RECORDS PROVIDED:
════════

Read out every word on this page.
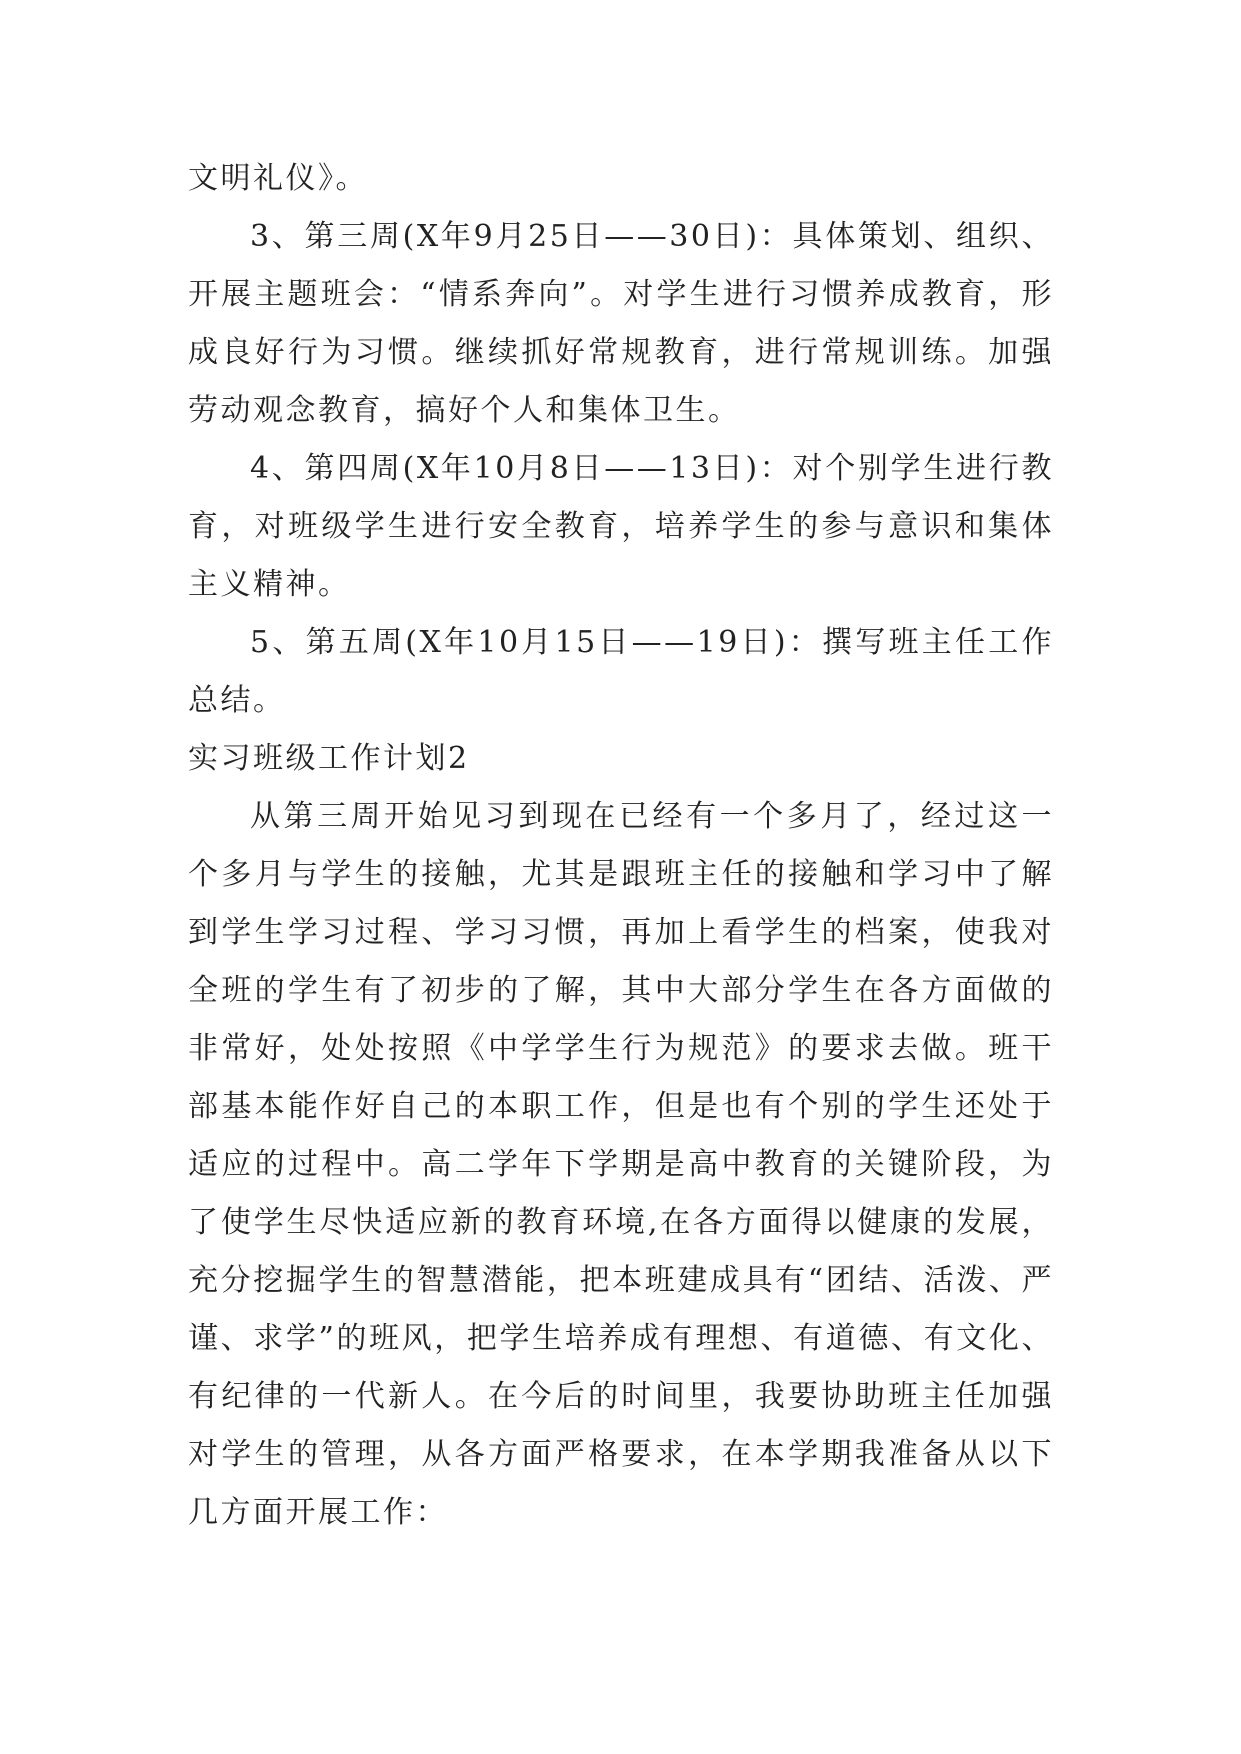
文明礼仪》。

3、第三周(X年9月25日——30日)：具体策划、组织、开展主题班会：“情系奔向”。对学生进行习惯养成教育，形成良好行为习惯。继续抓好常规教育，进行常规训练。加强劳动观念教育，搞好个人和集体卫生。

4、第四周(X年10月8日——13日)：对个别学生进行教育，对班级学生进行安全教育，培养学生的参与意识和集体主义精神。

5、第五周(X年10月15日——19日)：撰写班主任工作总结。

实习班级工作计划2

从第三周开始见习到现在已经有一个多月了，经过这一个多月与学生的接触，尤其是跟班主任的接触和学习中了解到学生学习过程、学习习惯，再加上看学生的档案，使我对全班的学生有了初步的了解，其中大部分学生在各方面做的非常好，处处按照《中学学生行为规范》的要求去做。班干部基本能作好自己的本职工作，但是也有个别的学生还处于适应的过程中。高二学年下学期是高中教育的关键阶段，为了使学生尽快适应新的教育环境,在各方面得以健康的发展，充分挖掘学生的智慧潜能，把本班建成具有“团结、活泼、严谨、求学”的班风，把学生培养成有理想、有道德、有文化、有纪律的一代新人。在今后的时间里，我要协助班主任加强对学生的管理，从各方面严格要求，在本学期我准备从以下几方面开展工作：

════════

TASK:
Print the whole listing above once more, word for word, without its pictures.

TASK RESULT:
Read out every word on this page.
文明礼仪》。

3、第三周(X年9月25日——30日)：具体策划、组织、开展主题班会：“情系奔向”。对学生进行习惯养成教育，形成良好行为习惯。继续抓好常规教育，进行常规训练。加强劳动观念教育，搞好个人和集体卫生。

4、第四周(X年10月8日——13日)：对个别学生进行教育，对班级学生进行安全教育，培养学生的参与意识和集体主义精神。

5、第五周(X年10月15日——19日)：撰写班主任工作总结。

实习班级工作计划2

从第三周开始见习到现在已经有一个多月了，经过这一个多月与学生的接触，尤其是跟班主任的接触和学习中了解到学生学习过程、学习习惯，再加上看学生的档案，使我对全班的学生有了初步的了解，其中大部分学生在各方面做的非常好，处处按照《中学学生行为规范》的要求去做。班干部基本能作好自己的本职工作，但是也有个别的学生还处于适应的过程中。高二学年下学期是高中教育的关键阶段，为了使学生尽快适应新的教育环境,在各方面得以健康的发展，充分挖掘学生的智慧潜能，把本班建成具有“团结、活泼、严谨、求学”的班风，把学生培养成有理想、有道德、有文化、有纪律的一代新人。在今后的时间里，我要协助班主任加强对学生的管理，从各方面严格要求，在本学期我准备从以下几方面开展工作：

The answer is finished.